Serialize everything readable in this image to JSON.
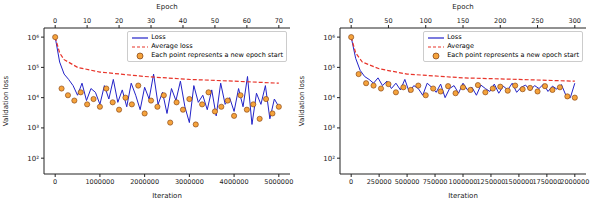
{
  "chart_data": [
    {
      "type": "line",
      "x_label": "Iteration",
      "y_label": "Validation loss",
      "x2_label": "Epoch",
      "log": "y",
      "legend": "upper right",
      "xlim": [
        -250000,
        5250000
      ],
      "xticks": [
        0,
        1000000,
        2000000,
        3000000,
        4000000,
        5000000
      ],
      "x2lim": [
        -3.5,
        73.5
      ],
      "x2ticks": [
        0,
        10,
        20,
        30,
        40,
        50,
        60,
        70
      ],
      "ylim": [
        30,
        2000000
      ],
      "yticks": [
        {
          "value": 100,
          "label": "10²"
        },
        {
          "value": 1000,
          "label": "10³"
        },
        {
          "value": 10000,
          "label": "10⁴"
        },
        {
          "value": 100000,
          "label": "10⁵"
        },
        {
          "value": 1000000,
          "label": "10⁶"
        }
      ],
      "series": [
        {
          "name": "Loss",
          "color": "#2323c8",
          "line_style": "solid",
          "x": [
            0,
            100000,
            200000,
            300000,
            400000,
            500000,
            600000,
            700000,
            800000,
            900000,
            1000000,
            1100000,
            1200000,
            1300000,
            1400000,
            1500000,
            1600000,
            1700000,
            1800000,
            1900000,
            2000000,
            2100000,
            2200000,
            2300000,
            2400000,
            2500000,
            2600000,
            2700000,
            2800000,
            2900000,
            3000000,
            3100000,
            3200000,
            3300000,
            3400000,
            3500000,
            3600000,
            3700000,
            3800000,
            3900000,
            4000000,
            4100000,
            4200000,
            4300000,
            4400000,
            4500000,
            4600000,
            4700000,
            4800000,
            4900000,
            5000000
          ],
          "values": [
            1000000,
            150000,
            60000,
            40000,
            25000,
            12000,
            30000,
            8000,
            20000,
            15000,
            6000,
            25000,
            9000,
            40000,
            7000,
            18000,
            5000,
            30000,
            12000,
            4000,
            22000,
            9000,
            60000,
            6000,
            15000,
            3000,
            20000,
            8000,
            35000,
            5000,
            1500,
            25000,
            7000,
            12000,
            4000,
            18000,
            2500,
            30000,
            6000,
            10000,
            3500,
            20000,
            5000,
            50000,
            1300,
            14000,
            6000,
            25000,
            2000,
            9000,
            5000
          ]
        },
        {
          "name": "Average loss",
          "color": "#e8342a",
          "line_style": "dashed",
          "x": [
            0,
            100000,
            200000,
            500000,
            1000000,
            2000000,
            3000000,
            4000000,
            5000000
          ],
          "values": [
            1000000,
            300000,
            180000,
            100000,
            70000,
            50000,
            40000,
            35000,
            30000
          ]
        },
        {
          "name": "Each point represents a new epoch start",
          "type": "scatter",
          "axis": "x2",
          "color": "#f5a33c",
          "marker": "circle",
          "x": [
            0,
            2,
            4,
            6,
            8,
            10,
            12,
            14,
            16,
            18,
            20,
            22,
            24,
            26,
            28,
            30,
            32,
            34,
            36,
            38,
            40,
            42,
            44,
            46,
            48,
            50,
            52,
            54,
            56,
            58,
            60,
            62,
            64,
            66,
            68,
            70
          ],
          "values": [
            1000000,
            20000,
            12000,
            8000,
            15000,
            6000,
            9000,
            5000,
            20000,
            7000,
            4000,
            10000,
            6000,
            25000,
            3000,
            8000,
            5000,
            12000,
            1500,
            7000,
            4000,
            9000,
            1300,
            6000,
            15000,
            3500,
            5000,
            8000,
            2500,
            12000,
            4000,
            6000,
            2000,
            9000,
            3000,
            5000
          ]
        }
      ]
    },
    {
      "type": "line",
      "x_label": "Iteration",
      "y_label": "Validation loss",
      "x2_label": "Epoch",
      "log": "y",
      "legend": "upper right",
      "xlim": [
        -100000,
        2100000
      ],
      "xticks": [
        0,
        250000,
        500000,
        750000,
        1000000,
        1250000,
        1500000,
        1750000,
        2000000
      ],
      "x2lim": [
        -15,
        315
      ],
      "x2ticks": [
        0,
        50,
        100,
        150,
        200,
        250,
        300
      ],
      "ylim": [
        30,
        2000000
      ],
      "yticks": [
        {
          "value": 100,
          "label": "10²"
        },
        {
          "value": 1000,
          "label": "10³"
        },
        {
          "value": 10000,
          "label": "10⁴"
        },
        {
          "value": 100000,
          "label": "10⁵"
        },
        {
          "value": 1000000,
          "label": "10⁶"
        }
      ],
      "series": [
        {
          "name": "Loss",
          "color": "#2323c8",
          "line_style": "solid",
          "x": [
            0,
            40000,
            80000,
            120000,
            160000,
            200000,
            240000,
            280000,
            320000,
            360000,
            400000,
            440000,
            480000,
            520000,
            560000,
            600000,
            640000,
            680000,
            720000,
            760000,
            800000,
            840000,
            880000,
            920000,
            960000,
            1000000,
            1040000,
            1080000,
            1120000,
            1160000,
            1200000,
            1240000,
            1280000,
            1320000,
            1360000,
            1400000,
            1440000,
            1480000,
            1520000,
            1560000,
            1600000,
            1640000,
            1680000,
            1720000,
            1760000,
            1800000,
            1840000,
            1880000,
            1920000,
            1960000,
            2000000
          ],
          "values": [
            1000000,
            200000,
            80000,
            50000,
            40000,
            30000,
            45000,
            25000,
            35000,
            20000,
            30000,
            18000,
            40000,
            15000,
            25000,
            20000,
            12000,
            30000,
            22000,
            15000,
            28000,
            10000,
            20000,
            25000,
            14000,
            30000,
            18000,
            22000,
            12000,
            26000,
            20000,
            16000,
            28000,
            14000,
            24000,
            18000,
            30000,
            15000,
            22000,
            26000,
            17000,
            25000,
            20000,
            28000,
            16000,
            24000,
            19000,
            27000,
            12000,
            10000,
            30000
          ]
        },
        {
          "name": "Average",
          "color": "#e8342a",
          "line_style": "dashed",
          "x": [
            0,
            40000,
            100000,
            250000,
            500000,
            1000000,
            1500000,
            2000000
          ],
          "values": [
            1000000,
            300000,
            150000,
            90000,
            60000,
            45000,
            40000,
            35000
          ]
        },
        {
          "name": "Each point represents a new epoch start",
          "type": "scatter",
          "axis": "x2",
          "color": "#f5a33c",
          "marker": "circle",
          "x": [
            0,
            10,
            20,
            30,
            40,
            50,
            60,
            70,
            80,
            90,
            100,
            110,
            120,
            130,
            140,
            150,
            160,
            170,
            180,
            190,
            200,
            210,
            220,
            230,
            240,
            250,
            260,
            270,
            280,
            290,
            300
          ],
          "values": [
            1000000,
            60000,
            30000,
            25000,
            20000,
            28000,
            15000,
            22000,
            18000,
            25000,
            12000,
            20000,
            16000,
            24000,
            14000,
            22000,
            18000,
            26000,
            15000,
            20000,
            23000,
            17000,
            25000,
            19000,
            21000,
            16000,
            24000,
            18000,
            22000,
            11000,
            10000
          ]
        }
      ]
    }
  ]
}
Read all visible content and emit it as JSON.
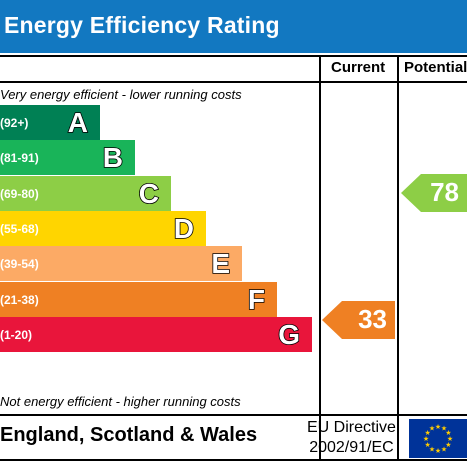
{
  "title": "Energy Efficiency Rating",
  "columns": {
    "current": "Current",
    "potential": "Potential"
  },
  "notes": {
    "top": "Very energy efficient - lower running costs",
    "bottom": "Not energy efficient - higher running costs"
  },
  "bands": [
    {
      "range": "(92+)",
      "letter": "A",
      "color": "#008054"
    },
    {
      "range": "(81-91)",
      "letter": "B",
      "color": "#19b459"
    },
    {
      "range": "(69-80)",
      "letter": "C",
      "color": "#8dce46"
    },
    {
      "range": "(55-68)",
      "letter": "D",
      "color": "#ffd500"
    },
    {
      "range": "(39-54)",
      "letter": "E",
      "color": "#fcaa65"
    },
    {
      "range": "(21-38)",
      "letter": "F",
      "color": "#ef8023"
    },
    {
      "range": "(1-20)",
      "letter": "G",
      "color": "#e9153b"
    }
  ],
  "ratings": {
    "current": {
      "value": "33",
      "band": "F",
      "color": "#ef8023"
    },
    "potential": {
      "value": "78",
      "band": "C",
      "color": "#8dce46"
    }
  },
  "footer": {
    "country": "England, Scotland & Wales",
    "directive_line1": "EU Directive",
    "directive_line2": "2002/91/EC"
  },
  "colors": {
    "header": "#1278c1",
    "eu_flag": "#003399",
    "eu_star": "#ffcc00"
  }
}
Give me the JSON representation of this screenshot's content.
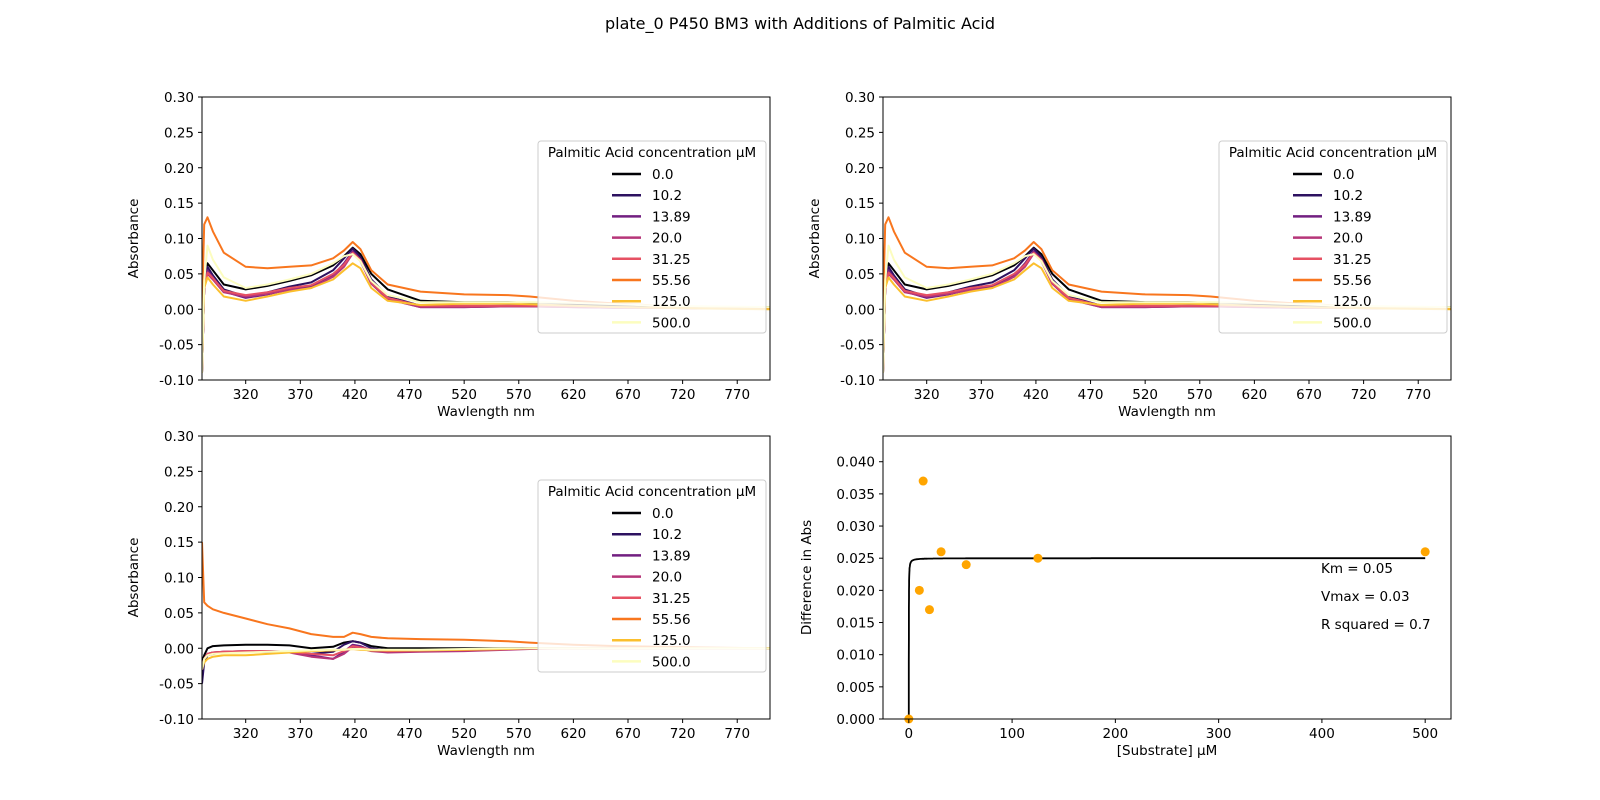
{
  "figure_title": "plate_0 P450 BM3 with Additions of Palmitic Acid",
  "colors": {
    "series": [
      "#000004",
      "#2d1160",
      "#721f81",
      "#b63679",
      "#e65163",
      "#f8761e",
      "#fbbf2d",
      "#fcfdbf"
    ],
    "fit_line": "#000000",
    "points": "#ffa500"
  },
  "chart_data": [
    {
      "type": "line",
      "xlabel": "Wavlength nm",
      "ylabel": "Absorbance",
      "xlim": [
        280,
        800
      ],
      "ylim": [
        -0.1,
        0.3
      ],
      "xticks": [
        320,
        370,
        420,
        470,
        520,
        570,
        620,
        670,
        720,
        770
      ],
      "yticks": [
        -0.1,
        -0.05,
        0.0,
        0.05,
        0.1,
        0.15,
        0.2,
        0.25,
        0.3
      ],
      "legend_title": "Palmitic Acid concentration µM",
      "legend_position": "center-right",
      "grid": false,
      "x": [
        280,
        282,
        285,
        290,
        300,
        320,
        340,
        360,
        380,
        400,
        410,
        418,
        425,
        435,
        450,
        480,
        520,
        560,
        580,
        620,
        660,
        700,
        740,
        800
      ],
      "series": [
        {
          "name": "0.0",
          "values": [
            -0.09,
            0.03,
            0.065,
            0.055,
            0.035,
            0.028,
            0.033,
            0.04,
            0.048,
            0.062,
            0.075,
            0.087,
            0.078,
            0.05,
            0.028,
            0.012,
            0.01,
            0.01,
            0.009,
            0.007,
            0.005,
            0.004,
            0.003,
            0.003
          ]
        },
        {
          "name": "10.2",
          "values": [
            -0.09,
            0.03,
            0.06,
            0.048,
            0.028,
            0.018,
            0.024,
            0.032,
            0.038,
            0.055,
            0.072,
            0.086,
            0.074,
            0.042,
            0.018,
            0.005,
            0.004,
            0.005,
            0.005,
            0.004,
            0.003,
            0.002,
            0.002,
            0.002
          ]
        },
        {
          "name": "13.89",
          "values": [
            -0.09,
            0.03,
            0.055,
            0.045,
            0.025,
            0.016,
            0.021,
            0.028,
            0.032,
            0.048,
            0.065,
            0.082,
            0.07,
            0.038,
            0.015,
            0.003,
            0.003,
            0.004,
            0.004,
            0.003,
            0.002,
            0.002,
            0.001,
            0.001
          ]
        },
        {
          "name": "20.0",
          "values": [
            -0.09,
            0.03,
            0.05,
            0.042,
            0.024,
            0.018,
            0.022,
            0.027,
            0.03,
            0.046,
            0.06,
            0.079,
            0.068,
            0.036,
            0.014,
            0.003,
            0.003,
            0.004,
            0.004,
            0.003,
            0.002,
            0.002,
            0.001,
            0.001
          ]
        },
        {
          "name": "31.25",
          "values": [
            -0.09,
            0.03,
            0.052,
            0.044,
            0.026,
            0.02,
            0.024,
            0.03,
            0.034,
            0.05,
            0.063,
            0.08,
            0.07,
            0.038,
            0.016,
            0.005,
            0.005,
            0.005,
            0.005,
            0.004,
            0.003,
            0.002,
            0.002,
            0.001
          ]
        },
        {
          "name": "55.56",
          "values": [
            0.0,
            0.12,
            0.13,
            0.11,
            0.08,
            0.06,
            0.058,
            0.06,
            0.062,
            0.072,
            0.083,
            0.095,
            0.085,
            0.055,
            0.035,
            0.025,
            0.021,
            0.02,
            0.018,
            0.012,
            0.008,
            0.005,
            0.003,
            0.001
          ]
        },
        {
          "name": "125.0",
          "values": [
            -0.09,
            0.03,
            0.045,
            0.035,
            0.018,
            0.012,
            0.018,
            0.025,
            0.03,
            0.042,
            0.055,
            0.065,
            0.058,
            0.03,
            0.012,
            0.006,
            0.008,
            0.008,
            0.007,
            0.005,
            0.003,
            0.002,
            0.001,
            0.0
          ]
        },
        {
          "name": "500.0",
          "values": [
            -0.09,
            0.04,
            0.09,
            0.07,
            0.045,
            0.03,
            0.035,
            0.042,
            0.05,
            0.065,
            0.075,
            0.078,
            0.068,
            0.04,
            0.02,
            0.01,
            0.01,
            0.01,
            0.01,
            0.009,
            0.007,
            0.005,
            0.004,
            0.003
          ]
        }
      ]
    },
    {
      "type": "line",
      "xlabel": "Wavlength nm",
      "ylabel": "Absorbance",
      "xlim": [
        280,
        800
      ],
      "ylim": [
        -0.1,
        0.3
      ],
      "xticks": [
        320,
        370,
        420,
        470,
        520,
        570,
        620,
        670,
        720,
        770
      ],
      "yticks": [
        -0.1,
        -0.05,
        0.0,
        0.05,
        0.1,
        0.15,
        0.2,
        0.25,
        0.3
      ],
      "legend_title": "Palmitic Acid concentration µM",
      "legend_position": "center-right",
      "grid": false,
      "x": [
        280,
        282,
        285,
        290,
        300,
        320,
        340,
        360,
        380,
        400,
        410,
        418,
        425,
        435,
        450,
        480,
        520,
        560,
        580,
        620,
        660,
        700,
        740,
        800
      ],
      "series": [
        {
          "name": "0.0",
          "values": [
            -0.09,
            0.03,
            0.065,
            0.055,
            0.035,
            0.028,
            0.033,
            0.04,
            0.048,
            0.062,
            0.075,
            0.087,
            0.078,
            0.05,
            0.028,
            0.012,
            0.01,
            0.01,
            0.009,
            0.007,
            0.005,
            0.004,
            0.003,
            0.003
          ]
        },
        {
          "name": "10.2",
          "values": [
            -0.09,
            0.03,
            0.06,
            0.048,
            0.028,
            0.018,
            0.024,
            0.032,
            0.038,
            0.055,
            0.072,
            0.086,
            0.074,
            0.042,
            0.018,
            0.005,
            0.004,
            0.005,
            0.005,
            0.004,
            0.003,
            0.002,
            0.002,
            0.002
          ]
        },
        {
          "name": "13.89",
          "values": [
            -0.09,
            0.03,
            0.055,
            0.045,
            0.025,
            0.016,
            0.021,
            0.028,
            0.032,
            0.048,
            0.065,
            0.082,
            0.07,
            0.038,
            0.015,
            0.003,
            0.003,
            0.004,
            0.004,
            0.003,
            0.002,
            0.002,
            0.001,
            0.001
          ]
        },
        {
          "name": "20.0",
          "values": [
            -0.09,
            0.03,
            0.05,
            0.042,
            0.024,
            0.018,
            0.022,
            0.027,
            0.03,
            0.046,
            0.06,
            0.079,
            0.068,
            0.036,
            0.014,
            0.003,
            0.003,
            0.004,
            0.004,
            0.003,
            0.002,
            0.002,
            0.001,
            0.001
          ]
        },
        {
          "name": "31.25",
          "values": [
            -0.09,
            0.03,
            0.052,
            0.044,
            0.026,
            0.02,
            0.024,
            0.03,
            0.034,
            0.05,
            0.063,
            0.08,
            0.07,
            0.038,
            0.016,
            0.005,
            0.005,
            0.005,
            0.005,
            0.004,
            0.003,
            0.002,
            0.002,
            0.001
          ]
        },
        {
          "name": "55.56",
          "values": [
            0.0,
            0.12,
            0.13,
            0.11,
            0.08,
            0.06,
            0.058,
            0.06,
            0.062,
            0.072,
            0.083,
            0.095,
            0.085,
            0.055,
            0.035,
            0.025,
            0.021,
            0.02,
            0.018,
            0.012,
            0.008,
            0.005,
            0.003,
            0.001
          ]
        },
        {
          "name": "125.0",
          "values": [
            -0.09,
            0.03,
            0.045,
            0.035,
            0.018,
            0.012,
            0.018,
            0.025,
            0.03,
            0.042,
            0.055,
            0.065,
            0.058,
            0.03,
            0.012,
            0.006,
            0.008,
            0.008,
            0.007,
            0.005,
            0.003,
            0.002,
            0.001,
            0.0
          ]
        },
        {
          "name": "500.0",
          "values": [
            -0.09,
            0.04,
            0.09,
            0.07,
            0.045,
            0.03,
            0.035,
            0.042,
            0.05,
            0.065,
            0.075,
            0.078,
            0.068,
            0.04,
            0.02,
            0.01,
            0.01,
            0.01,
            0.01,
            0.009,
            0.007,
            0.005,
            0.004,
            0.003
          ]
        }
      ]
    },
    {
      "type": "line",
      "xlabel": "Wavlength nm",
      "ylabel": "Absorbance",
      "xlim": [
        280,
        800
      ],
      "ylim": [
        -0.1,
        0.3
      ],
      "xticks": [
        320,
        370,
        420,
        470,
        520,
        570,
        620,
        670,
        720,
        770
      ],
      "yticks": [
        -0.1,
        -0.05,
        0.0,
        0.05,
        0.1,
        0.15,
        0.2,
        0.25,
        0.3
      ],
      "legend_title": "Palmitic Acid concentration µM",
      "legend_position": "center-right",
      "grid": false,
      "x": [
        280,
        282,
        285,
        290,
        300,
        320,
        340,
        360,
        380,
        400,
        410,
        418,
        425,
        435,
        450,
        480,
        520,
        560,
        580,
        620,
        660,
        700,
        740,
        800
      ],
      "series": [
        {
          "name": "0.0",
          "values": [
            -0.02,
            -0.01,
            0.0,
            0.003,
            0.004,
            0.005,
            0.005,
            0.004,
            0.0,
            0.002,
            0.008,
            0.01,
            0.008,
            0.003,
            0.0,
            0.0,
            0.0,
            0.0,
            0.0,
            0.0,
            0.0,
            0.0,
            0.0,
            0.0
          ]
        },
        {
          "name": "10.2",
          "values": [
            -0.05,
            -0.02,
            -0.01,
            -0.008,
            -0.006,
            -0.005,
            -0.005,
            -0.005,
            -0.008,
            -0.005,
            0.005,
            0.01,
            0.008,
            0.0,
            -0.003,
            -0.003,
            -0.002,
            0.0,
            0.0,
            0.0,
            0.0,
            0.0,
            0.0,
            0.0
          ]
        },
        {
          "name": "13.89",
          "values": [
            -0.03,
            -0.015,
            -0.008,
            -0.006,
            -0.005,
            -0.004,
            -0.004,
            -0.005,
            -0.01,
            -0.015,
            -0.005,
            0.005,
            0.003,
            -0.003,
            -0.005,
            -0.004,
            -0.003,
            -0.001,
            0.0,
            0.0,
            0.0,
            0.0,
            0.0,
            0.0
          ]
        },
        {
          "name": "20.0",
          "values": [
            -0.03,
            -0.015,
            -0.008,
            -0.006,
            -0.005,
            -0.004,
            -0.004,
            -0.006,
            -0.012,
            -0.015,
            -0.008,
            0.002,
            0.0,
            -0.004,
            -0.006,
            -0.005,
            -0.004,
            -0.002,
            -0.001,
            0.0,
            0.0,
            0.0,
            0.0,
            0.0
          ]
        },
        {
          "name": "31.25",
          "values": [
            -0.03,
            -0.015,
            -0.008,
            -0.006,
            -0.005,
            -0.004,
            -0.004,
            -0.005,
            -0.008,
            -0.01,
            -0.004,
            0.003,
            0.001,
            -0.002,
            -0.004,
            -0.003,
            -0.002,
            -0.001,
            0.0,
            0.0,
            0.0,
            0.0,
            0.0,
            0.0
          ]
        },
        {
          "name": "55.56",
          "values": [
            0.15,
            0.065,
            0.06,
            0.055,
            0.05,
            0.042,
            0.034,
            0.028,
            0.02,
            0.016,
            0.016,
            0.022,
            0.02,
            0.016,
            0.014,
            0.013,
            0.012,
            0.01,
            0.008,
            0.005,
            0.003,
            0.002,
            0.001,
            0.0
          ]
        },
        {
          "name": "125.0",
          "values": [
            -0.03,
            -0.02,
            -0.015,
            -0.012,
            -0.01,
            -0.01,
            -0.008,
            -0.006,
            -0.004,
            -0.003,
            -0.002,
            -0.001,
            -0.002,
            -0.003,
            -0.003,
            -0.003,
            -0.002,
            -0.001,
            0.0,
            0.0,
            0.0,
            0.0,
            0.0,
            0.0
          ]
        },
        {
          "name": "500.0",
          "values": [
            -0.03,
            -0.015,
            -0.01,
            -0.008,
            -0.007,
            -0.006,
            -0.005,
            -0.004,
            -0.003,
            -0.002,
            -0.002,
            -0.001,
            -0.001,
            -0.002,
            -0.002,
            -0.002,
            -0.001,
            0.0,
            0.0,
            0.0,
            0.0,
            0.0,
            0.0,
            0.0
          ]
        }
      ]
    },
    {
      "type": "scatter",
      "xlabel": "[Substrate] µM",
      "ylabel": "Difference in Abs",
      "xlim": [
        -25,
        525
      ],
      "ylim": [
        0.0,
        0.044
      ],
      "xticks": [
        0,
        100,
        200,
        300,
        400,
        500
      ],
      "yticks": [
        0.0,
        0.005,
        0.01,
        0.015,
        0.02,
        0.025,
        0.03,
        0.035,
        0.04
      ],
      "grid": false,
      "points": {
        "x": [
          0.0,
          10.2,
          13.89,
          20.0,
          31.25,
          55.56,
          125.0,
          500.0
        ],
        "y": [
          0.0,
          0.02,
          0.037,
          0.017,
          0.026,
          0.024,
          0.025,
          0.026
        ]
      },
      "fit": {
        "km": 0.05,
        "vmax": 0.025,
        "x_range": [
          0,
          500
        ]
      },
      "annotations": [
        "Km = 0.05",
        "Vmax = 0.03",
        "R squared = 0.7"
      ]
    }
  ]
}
_ _ _ _ _
### Instruction
Scan the material above. Copy each line where "JSON" occurs.

### Written response
Serialize everything readable in this image to JSON.
Read all visible content and emit it as JSON.
Give me the JSON representation of this screenshot's content.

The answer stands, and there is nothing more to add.